SOURCE TEXT
The price just dropped to $12.99 for anyone who might be interested! Maybe I will take the plunge...


----------



## Steph H (Oct 28, 2008)

Huh.  You wouldn't think $2.00 would make that much difference, but psychologically, $12.99 just seems so much better than $14.99. 

Even if it still sucks compared to $9.99 for bestsellers.


----------



## ginaf20697 (Jan 31, 2009)

Well it is going to be #1 on the best seller list so I'm not sure if it will go to $9.99 or not


----------



## DYB (Aug 8, 2009)

There is no longer a price "guarantee" that best sellers will be $9.99, unfortunately.  I'm conflicted.  It's not as if I'm hurting for something to read.  And yes, the price will fall down to $9.99...eventually.  The big question is when "eventually" is.  I'm actually surprised they dropped it to $12.99 so soon.  But my guess is this is the first and only drop in price for a long time.  Or they'll hike it up again at any minute.  Sometimes I'm puzzled by these price fluctuations.


----------



## DYB (Aug 8, 2009)

I broke down and bough it for $12.99.  *grumble*  No doubt this is the sort of behavior Penguin was anticipating from people with no will power like me.


----------



## NogDog (May 1, 2009)

DYB said:


> I broke down and bough it for $12.99. *grumble* No doubt this is the sort of behavior Penguin was anticipating from people with no will power like me.


It *is* a pretty long book -- 1008 pages in hardback -- so looked at from the perspective of amount of entertainment per dollar, $12.99 is probably at least as good as the average $9.99 Kindle book.

DATASET RECORDS
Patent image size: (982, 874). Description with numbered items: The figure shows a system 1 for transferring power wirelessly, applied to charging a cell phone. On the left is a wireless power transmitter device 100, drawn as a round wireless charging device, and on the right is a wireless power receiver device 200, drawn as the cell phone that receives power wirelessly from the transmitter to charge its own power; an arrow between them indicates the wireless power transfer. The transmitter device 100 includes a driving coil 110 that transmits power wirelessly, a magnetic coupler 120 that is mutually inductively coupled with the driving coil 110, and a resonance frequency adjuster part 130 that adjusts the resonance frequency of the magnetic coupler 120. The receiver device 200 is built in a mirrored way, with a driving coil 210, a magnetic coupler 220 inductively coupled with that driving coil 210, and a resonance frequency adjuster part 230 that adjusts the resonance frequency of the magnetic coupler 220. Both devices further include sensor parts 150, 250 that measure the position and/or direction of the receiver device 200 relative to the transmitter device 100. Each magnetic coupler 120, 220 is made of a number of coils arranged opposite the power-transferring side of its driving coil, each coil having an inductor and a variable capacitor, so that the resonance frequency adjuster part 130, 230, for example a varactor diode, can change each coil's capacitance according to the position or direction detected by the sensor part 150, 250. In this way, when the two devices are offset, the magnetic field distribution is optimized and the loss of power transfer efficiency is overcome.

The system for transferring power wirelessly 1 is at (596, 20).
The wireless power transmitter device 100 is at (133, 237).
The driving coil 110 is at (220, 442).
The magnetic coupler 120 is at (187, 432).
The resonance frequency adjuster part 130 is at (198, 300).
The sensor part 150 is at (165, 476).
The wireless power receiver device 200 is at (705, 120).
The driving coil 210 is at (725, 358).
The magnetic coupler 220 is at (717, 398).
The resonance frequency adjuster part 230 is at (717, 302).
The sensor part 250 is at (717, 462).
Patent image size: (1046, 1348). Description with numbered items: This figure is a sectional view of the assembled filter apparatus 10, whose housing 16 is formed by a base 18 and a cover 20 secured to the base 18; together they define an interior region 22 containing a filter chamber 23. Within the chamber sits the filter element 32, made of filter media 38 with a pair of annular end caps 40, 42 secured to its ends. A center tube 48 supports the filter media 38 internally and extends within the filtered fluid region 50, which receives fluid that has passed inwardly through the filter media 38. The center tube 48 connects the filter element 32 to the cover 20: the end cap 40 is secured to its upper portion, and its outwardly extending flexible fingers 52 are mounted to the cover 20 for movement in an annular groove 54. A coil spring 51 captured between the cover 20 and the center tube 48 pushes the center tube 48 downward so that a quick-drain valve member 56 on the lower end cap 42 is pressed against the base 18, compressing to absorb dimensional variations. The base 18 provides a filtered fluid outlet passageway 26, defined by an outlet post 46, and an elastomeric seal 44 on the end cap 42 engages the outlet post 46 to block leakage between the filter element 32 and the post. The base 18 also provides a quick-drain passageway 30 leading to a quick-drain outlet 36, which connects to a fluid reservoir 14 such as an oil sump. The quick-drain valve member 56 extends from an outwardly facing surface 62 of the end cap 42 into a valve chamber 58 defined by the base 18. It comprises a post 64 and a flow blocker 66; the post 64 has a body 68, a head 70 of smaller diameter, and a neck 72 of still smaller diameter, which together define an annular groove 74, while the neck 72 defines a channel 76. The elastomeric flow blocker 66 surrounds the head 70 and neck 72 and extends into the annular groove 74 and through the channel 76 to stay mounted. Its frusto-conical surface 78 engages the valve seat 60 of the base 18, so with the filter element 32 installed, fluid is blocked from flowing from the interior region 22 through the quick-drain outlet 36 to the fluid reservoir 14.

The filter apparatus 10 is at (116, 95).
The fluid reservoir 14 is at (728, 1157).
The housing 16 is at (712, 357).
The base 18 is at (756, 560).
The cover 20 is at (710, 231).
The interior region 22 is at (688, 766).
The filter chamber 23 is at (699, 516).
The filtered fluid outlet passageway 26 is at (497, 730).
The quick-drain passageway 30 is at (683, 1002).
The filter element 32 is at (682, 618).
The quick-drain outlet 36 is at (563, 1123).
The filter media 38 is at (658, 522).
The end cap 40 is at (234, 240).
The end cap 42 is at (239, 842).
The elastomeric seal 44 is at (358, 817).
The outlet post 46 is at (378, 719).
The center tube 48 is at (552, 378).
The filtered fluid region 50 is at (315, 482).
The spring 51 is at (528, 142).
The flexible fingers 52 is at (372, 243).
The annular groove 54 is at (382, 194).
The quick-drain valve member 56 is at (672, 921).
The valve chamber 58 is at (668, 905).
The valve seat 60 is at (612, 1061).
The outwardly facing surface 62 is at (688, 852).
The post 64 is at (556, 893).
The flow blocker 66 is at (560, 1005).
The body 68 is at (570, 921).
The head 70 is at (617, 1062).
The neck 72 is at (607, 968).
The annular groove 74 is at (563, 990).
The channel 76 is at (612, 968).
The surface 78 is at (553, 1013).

TASK DESCRIPTION
Print the full forum thread on the ebook's price drop word for word, from its first line to its last.

SOLUTION
The price just dropped to $12.99 for anyone who might be interested! Maybe I will take the plunge...


----------



## Steph H (Oct 28, 2008)

Huh.  You wouldn't think $2.00 would make that much difference, but psychologically, $12.99 just seems so much better than $14.99. 

Even if it still sucks compared to $9.99 for bestsellers.


----------



## ginaf20697 (Jan 31, 2009)

Well it is going to be #1 on the best seller list so I'm not sure if it will go to $9.99 or not


----------



## DYB (Aug 8, 2009)

There is no longer a price "guarantee" that best sellers will be $9.99, unfortunately.  I'm conflicted.  It's not as if I'm hurting for something to read.  And yes, the price will fall down to $9.99...eventually.  The big question is when "eventually" is.  I'm actually surprised they dropped it to $12.99 so soon.  But my guess is this is the first and only drop in price for a long time.  Or they'll hike it up again at any minute.  Sometimes I'm puzzled by these price fluctuations.


----------



## DYB (Aug 8, 2009)

I broke down and bough it for $12.99.  *grumble*  No doubt this is the sort of behavior Penguin was anticipating from people with no will power like me.


----------



## NogDog (May 1, 2009)

DYB said:


> I broke down and bough it for $12.99. *grumble* No doubt this is the sort of behavior Penguin was anticipating from people with no will power like me.


It *is* a pretty long book -- 1008 pages in hardback -- so looked at from the perspective of amount of entertainment per dollar, $12.99 is probably at least as good as the average $9.99 Kindle book.